- [TASK]
Collect all lines from the listing that include the string "handle".

··· TASK DATA ···

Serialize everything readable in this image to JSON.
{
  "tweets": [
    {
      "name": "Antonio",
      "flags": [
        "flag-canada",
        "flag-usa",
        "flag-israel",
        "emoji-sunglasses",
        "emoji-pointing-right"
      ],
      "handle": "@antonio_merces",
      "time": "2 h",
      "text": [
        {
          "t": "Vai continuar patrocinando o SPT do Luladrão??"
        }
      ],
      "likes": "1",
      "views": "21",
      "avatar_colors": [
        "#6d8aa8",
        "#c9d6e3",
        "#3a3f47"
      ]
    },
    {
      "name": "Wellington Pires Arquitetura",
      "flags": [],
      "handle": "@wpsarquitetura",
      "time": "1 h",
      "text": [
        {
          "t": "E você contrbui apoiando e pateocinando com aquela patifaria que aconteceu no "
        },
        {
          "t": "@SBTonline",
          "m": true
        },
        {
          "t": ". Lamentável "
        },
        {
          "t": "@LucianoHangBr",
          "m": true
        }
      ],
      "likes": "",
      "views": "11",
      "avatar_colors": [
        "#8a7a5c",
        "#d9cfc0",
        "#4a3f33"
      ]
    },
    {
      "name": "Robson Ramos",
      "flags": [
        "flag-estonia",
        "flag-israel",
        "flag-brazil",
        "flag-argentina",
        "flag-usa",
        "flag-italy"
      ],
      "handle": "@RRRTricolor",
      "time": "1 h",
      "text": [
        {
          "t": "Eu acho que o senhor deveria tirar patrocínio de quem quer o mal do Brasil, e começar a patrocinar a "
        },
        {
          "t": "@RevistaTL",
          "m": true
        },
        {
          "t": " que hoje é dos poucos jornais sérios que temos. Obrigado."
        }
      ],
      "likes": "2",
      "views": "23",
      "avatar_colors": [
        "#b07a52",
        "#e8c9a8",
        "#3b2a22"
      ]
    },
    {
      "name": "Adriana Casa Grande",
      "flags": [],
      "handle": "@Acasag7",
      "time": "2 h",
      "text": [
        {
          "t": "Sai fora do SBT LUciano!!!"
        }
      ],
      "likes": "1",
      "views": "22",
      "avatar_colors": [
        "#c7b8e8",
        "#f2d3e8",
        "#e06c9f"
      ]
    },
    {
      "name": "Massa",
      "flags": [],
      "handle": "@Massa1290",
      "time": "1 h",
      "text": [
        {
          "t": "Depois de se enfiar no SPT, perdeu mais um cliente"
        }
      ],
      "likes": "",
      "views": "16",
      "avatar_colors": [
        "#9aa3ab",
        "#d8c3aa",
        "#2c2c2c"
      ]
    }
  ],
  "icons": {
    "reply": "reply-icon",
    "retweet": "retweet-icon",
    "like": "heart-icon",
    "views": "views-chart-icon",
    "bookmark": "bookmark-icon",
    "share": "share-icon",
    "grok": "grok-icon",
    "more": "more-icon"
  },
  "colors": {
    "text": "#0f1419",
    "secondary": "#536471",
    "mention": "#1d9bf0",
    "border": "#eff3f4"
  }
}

···
··· TASK DATA ···

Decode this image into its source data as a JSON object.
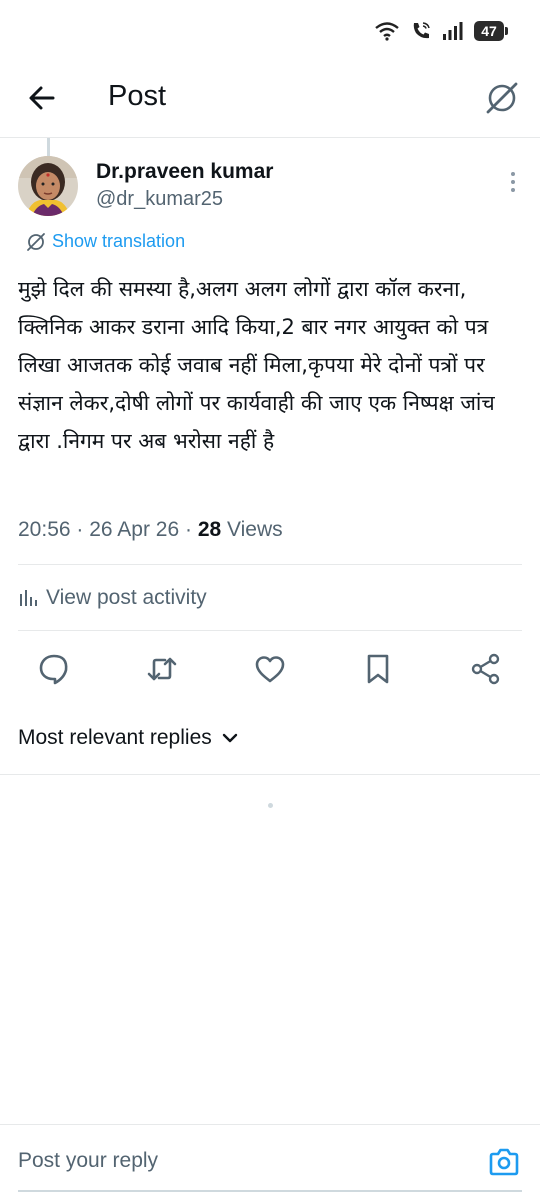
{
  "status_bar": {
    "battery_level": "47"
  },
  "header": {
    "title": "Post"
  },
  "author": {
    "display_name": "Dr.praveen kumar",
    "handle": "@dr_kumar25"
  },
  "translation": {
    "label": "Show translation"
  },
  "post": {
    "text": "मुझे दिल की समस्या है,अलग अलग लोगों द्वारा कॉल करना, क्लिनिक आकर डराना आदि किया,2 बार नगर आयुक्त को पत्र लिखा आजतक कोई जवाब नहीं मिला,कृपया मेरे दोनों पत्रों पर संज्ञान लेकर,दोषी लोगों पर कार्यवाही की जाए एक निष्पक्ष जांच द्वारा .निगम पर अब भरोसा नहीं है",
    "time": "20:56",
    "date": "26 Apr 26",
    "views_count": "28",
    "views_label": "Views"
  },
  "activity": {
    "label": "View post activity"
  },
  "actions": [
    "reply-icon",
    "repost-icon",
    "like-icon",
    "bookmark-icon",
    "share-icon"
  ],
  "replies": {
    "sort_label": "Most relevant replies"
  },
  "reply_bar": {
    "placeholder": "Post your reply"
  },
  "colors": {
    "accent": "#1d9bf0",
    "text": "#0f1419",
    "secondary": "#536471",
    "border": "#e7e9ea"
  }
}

···

- [SOLUTION TO THE EXERCISE]
      "handle": "@antonio_merces",
      "handle": "@wpsarquitetura",
      "handle": "@RRRTricolor",
      "handle": "@Acasag7",
      "handle": "@Massa1290",
    "handle": "@dr_kumar25"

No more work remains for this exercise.